§ WHAT YOU NEED TO DO
Restate the complete material exactly.
··· GIVEN ENTRIES
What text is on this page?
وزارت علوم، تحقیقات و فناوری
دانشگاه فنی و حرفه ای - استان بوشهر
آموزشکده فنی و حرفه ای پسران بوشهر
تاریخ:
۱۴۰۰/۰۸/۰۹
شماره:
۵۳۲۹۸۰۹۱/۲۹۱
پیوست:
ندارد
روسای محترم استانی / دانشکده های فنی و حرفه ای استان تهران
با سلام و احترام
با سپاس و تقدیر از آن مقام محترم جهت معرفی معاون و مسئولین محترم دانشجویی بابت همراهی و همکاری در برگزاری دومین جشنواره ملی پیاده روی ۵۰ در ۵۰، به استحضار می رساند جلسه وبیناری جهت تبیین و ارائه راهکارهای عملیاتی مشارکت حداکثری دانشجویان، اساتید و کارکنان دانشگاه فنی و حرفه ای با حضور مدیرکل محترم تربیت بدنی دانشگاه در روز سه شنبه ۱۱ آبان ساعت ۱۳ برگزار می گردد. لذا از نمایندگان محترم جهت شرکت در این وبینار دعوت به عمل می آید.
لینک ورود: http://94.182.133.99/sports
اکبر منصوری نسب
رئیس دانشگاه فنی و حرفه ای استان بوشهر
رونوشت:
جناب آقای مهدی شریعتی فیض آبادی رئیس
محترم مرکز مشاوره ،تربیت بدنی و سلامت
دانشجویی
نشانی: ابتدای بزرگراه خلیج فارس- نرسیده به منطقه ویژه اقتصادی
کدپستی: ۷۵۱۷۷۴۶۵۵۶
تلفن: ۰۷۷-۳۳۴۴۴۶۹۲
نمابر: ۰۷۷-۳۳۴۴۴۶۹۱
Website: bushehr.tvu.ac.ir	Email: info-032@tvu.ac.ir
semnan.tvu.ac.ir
······
§ ANSWER TO THE TASK
What text is on this page?
وزارت علوم، تحقیقات و فناوری
دانشگاه فنی و حرفه ای - استان بوشهر
آموزشکده فنی و حرفه ای پسران بوشهر
تاریخ:
۱۴۰۰/۰۸/۰۹
شماره:
۵۳۲۹۸۰۹۱/۲۹۱
پیوست:
ندارد
روسای محترم استانی / دانشکده های فنی و حرفه ای استان تهران
با سلام و احترام
با سپاس و تقدیر از آن مقام محترم جهت معرفی معاون و مسئولین محترم دانشجویی بابت همراهی و همکاری در برگزاری دومین جشنواره ملی پیاده روی ۵۰ در ۵۰، به استحضار می رساند جلسه وبیناری جهت تبیین و ارائه راهکارهای عملیاتی مشارکت حداکثری دانشجویان، اساتید و کارکنان دانشگاه فنی و حرفه ای با حضور مدیرکل محترم تربیت بدنی دانشگاه در روز سه شنبه ۱۱ آبان ساعت ۱۳ برگزار می گردد. لذا از نمایندگان محترم جهت شرکت در این وبینار دعوت به عمل می آید.
لینک ورود: http://94.182.133.99/sports
اکبر منصوری نسب
رئیس دانشگاه فنی و حرفه ای استان بوشهر
رونوشت:
جناب آقای مهدی شریعتی فیض آبادی رئیس
محترم مرکز مشاوره ،تربیت بدنی و سلامت
دانشجویی
نشانی: ابتدای بزرگراه خلیج فارس- نرسیده به منطقه ویژه اقتصادی
کدپستی: ۷۵۱۷۷۴۶۵۵۶
تلفن: ۰۷۷-۳۳۴۴۴۶۹۲
نمابر: ۰۷۷-۳۳۴۴۴۶۹۱
Website: bushehr.tvu.ac.ir	Email: info-032@tvu.ac.ir
semnan.tvu.ac.ir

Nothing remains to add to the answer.